Entries from a dataset:
########
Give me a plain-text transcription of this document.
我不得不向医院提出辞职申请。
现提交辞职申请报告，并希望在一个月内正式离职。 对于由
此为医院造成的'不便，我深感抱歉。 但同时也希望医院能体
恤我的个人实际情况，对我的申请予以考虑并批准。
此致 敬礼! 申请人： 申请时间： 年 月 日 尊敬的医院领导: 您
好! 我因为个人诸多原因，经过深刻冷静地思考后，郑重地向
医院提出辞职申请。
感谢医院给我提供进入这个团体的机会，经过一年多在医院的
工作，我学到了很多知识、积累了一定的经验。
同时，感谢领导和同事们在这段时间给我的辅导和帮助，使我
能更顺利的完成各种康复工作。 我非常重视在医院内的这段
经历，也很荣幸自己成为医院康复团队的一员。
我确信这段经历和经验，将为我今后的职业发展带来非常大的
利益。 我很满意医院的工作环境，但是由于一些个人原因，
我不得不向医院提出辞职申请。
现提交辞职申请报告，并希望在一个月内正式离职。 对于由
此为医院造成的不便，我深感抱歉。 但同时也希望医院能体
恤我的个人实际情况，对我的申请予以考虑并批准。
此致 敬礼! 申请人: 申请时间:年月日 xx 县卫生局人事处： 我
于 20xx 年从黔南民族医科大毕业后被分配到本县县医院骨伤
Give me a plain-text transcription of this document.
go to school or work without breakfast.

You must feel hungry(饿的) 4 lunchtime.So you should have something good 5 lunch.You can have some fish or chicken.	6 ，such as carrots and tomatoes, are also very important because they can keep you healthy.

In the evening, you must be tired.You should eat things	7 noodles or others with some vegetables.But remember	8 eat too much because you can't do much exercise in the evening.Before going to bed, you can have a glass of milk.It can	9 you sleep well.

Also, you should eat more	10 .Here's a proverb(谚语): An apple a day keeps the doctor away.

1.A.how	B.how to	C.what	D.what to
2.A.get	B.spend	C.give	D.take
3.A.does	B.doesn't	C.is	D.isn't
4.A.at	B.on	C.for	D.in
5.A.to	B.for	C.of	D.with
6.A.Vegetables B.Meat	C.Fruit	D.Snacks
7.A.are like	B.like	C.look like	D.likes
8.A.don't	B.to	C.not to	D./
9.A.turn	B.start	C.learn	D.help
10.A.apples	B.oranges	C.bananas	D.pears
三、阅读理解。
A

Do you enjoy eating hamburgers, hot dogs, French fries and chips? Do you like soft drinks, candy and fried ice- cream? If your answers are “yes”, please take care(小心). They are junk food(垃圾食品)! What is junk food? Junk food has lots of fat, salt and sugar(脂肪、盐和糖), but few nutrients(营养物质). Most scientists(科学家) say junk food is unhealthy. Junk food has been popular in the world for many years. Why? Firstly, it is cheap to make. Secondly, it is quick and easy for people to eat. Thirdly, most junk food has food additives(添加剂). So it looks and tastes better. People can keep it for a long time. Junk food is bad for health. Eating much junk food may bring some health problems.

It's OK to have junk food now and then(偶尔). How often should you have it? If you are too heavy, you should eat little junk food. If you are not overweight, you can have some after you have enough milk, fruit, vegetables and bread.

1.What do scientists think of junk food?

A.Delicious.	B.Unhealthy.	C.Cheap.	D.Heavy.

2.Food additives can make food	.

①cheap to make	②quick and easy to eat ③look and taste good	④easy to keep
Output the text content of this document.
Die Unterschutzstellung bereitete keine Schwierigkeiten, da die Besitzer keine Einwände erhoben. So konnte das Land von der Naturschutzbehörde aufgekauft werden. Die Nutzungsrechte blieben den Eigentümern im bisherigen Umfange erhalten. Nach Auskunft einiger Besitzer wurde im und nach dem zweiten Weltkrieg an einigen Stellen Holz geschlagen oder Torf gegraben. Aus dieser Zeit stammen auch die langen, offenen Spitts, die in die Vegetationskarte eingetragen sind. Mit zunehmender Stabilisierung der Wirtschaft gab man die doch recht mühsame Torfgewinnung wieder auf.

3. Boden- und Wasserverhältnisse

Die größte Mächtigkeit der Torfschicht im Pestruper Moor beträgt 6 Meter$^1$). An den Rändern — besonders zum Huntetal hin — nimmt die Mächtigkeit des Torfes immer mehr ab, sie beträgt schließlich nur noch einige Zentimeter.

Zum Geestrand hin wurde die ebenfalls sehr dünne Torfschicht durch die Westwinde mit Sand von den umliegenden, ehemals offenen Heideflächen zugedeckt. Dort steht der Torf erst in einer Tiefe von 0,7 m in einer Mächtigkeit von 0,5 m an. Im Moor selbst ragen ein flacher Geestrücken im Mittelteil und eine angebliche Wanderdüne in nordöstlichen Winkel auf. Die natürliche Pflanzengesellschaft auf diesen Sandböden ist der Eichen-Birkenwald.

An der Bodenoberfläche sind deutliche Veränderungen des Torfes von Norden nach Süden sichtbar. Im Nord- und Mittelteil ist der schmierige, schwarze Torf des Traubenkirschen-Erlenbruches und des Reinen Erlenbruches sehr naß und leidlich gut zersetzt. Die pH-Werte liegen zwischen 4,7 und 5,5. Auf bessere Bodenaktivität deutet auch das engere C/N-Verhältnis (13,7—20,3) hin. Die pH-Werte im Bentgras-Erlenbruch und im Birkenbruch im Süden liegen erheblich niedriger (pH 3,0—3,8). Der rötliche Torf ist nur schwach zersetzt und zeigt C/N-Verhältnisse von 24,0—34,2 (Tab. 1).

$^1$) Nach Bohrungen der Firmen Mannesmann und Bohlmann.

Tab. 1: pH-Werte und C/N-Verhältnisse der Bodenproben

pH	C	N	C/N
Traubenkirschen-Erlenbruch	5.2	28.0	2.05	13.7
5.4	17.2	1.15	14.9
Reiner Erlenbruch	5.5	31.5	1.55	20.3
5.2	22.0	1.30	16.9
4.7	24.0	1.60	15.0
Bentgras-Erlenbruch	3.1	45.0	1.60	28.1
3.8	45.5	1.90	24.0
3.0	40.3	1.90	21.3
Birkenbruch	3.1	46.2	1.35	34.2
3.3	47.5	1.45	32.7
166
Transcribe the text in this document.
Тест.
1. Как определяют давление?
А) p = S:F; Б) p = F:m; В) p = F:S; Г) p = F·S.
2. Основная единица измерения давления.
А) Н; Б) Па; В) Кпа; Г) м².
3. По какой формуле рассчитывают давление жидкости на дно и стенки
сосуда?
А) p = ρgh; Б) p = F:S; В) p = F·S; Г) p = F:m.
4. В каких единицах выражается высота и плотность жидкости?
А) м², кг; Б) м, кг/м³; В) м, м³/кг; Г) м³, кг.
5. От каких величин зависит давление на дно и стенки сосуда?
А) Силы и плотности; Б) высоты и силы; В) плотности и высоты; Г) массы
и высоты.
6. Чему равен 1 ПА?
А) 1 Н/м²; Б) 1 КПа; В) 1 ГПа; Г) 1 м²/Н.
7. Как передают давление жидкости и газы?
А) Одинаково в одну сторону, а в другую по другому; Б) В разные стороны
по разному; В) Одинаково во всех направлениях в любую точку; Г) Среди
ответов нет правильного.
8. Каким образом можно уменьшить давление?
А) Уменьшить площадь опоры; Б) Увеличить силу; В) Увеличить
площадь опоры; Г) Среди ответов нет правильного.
########
= Written instruction =
Check each line above for the word "Mächtigkeit", and copy the lines where it appears.

= Completed exercise =
Die größte Mächtigkeit der Torfschicht im Pestruper Moor beträgt 6 Meter$^1$). An den Rändern — besonders zum Huntetal hin — nimmt die Mächtigkeit des Torfes immer mehr ab, sie beträgt schließlich nur noch einige Zentimeter.
Zum Geestrand hin wurde die ebenfalls sehr dünne Torfschicht durch die Westwinde mit Sand von den umliegenden, ehemals offenen Heideflächen zugedeckt. Dort steht der Torf erst in einer Tiefe von 0,7 m in einer Mächtigkeit von 0,5 m an. Im Moor selbst ragen ein flacher Geestrücken im Mittelteil und eine angebliche Wanderdüne in nordöstlichen Winkel auf. Die natürliche Pflanzengesellschaft auf diesen Sandböden ist der Eichen-Birkenwald.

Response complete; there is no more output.